Labeled box records:
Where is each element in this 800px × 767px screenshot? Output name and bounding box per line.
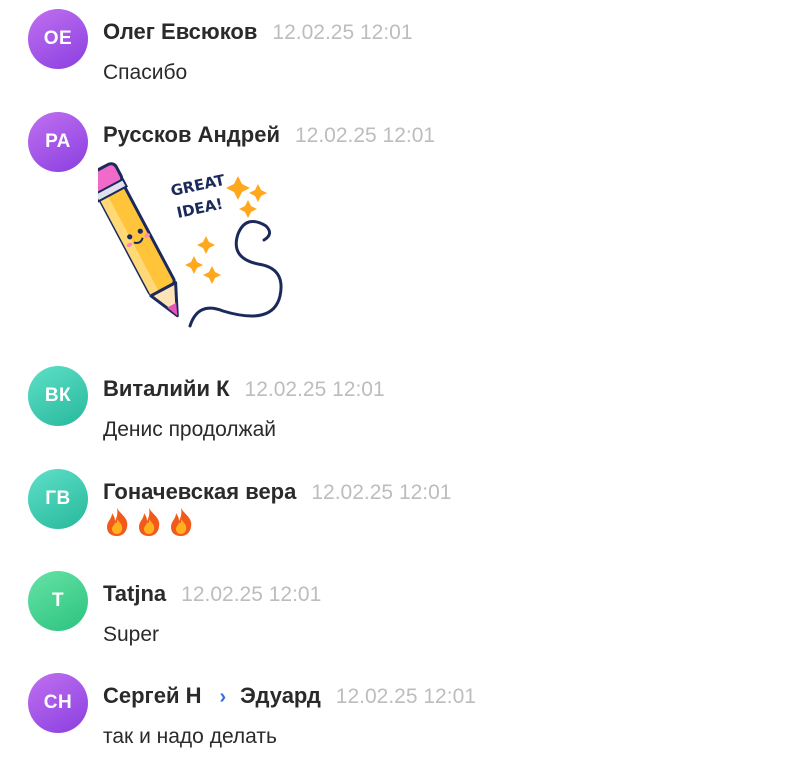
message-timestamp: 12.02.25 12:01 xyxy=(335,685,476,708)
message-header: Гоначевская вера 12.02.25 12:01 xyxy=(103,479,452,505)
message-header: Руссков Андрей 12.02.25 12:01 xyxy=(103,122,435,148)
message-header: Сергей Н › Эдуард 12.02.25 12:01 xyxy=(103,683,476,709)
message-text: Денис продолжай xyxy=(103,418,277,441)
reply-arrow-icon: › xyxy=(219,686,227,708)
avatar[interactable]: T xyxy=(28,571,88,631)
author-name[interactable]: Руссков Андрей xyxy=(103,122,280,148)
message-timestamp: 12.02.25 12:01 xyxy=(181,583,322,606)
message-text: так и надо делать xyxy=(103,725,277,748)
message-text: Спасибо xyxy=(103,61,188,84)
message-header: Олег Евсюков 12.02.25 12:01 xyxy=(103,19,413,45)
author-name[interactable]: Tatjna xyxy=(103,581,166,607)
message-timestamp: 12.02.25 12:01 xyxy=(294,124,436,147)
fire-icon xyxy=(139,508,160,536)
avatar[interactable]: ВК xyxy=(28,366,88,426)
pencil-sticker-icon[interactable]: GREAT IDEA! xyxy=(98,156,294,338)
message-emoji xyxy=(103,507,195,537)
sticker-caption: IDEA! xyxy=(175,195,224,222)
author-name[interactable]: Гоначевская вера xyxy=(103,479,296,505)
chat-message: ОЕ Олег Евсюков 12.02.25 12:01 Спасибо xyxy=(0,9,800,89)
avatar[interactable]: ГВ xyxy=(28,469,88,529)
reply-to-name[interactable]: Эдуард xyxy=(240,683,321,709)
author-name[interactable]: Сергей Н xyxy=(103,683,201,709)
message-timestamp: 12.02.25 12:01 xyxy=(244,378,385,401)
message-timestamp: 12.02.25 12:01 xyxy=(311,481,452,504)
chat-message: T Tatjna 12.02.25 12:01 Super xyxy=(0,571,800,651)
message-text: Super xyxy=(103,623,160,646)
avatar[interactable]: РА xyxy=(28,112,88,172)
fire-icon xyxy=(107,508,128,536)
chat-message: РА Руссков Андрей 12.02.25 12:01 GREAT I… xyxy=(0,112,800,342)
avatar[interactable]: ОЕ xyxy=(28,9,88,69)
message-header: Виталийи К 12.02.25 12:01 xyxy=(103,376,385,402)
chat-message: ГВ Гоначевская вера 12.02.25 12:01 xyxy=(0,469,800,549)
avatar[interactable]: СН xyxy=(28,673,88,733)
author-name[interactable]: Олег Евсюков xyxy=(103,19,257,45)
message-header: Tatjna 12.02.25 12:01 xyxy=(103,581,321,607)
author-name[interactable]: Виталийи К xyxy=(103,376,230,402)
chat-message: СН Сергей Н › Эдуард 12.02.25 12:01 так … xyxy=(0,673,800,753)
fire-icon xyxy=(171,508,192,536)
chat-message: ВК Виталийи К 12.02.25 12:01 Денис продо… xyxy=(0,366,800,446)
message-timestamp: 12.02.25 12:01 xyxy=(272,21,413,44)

---

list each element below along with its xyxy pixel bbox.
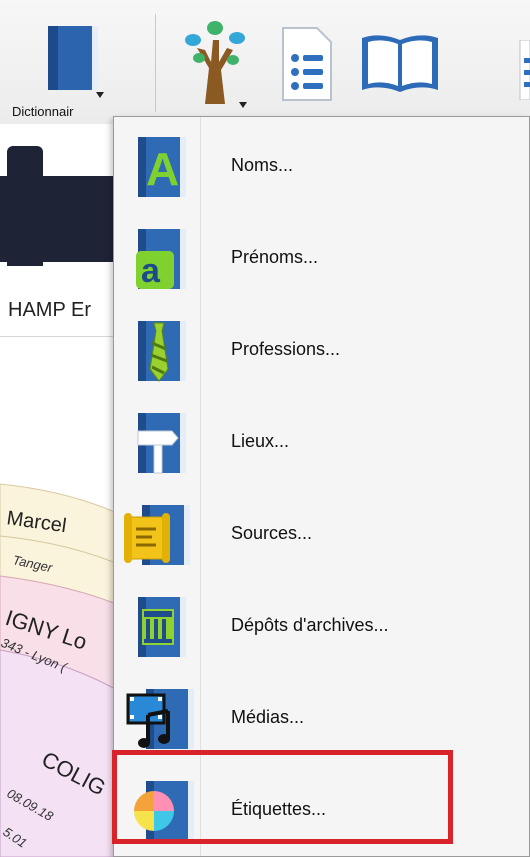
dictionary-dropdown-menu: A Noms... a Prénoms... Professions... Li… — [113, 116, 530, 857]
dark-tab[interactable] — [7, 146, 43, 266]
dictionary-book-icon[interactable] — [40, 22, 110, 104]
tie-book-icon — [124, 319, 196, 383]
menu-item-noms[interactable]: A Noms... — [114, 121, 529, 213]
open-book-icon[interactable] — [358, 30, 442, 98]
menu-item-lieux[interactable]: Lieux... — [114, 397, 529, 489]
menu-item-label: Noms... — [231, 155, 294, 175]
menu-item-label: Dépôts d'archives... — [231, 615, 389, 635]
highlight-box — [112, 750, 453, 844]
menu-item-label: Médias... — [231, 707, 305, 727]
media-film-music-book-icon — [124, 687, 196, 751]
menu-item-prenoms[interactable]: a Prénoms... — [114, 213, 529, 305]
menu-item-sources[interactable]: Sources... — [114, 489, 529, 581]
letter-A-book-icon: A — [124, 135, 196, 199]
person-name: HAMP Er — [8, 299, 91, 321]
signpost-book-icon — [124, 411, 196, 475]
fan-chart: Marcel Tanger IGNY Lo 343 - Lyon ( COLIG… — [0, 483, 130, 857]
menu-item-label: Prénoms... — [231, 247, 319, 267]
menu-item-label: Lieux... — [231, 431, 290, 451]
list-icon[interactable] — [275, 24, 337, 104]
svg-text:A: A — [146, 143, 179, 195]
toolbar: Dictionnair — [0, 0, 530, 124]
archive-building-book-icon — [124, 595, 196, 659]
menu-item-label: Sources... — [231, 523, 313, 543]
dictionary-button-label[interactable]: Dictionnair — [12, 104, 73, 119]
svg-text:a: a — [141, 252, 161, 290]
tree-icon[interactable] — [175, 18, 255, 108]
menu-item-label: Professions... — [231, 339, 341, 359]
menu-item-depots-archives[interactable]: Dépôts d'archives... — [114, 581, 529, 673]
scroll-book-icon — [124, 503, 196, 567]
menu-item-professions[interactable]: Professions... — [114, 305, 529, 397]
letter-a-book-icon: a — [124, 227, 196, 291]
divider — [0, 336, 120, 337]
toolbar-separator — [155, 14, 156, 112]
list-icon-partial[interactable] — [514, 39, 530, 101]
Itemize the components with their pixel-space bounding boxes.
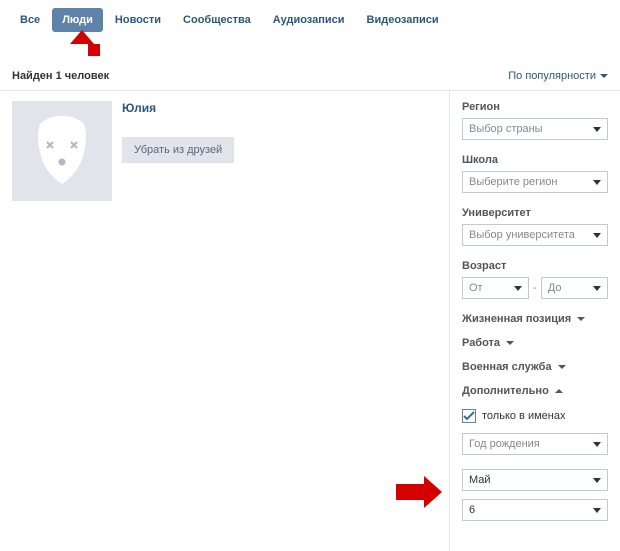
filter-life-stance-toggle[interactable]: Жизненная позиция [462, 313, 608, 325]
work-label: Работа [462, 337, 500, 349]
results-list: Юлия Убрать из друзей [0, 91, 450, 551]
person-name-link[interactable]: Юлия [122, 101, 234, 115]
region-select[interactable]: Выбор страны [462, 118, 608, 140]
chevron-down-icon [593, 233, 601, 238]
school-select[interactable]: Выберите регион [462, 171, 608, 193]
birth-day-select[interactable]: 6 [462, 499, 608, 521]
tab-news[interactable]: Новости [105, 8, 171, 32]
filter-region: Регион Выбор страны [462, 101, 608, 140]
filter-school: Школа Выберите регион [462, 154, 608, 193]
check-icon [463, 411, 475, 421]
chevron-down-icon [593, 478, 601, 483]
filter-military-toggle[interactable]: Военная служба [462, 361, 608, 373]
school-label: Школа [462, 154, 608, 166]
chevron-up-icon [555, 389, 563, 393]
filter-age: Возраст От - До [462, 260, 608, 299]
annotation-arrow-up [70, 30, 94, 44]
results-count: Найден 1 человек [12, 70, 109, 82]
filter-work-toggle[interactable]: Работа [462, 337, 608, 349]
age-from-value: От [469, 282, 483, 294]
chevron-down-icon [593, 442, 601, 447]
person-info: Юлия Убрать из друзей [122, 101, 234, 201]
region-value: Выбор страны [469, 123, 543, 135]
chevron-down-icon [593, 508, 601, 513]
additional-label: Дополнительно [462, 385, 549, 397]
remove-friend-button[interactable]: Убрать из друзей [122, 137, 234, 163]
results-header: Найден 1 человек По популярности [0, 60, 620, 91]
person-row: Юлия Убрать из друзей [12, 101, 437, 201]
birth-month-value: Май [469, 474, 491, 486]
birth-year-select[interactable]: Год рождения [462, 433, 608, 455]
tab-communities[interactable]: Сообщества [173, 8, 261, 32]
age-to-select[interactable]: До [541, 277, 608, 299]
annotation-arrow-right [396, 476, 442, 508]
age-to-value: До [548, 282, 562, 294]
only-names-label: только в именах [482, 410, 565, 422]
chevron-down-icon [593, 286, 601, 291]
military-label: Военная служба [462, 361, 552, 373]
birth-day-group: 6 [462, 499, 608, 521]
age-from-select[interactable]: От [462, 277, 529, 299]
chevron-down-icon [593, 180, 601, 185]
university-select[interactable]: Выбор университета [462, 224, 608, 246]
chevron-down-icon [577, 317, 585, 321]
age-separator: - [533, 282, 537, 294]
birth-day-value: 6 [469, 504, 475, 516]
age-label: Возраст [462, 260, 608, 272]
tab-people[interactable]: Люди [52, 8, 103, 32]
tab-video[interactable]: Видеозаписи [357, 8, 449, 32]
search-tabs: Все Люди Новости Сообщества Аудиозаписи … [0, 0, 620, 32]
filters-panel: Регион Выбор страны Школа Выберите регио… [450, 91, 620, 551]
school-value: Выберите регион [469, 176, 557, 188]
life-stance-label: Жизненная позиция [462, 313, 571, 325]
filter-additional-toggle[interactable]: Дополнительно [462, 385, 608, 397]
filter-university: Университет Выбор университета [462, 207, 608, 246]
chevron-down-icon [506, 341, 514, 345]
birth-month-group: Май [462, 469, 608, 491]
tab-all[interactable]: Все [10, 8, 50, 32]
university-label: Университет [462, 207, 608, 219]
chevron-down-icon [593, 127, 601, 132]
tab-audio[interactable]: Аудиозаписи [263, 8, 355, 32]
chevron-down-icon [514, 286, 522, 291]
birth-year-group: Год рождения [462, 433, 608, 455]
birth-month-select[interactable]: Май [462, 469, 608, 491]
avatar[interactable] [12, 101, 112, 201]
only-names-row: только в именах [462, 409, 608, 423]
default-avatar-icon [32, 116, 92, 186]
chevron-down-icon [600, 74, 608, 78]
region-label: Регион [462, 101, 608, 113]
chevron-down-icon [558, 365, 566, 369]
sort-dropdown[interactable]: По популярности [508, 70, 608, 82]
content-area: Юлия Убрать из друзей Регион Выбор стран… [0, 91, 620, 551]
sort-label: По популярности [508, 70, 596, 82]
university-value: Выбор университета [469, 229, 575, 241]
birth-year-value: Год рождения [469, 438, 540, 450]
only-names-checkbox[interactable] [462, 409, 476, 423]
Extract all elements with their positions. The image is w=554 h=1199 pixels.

* * *

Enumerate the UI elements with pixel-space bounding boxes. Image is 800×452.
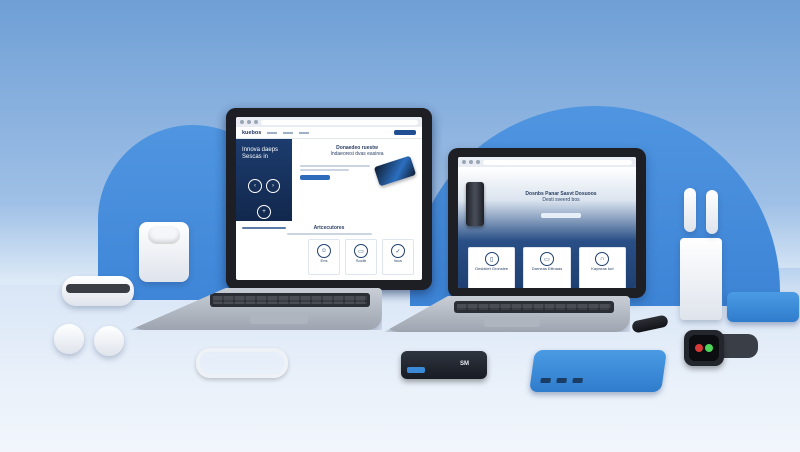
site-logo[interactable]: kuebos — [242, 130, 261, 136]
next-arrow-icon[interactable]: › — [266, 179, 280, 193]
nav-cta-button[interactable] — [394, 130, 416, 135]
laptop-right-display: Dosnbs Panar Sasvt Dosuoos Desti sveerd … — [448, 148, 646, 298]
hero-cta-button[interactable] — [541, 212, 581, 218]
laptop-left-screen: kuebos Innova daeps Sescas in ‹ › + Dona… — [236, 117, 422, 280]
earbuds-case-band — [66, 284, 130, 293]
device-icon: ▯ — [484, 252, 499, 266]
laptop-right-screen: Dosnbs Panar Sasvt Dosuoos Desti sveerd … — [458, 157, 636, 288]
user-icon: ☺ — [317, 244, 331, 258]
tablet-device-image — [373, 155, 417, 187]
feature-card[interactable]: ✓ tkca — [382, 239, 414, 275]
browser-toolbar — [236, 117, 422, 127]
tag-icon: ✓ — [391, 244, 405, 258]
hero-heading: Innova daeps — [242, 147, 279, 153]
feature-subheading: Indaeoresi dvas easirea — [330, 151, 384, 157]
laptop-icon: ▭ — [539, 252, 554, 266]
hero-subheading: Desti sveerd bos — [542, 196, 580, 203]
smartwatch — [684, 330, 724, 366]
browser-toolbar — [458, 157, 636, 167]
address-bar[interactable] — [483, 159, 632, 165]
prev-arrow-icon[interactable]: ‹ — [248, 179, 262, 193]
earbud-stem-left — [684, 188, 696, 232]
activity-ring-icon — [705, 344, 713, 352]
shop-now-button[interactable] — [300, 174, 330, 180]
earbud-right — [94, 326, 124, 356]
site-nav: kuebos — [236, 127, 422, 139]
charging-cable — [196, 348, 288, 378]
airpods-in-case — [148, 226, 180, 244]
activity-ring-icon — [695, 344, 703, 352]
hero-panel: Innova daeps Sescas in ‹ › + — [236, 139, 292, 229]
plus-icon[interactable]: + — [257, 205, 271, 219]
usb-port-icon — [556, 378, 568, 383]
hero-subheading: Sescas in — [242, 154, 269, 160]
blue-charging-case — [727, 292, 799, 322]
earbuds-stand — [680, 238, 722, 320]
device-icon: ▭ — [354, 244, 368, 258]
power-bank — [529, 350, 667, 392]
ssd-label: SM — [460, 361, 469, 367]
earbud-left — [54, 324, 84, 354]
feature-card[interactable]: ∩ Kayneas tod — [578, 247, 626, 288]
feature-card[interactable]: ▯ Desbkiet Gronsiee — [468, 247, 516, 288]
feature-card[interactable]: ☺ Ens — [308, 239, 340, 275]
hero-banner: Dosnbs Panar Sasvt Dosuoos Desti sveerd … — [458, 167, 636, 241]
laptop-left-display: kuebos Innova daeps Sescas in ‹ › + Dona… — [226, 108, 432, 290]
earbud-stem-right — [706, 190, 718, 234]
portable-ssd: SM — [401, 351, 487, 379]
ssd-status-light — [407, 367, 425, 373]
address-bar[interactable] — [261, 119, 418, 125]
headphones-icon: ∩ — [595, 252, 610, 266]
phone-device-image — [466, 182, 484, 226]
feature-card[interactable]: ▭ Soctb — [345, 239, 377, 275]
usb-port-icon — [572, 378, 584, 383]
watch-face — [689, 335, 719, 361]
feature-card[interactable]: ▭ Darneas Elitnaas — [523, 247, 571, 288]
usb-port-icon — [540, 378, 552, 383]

§ **REQUEST**
Put the lines from the one containing "filter-life-stance-toggle[interactable]: Жизненная позиция" through the one containing "person-info: Юлия Убрать", inclusive, into a numbered list, leaving out any blank lines.

§ **RESULT OF THIS EXERCISE**
1. filter-life-stance-toggle[interactable]: Жизненная позиция [462, 313, 608, 325]
2. work-label: Работа [462, 337, 500, 349]
3. results-list: Юлия Убрать из друзей [0, 91, 450, 551]
4. person-name-link[interactable]: Юлия [122, 101, 234, 115]
5. region-select[interactable]: Выбор страны [462, 118, 608, 140]
6. chevron-down-icon [593, 233, 601, 238]
7. school-select[interactable]: Выберите регион [462, 171, 608, 193]
8. birth-day-select[interactable]: 6 [462, 499, 608, 521]
9. tab-news[interactable]: Новости [105, 8, 171, 32]
10. filter-region: Регион Выбор страны [462, 101, 608, 140]
11. filter-school: Школа Выберите регион [462, 154, 608, 193]
12. check-icon [463, 411, 475, 421]
13. chevron-down-icon [593, 478, 601, 483]
14. filter-military-toggle[interactable]: Военная служба [462, 361, 608, 373]
15. school-label: Школа [462, 154, 608, 166]
16. chevron-up-icon [555, 389, 563, 393]
17. filter-age: Возраст От - До [462, 260, 608, 299]
18. annotation-arrow-up [70, 30, 94, 44]
19. results-count: Найден 1 человек [12, 70, 109, 82]
20. filter-work-toggle[interactable]: Работа [462, 337, 608, 349]
21. age-from-value: От [469, 282, 483, 294]
22. chevron-down-icon [593, 442, 601, 447]
23. person-info: Юлия Убрать из друзей [122, 101, 234, 201]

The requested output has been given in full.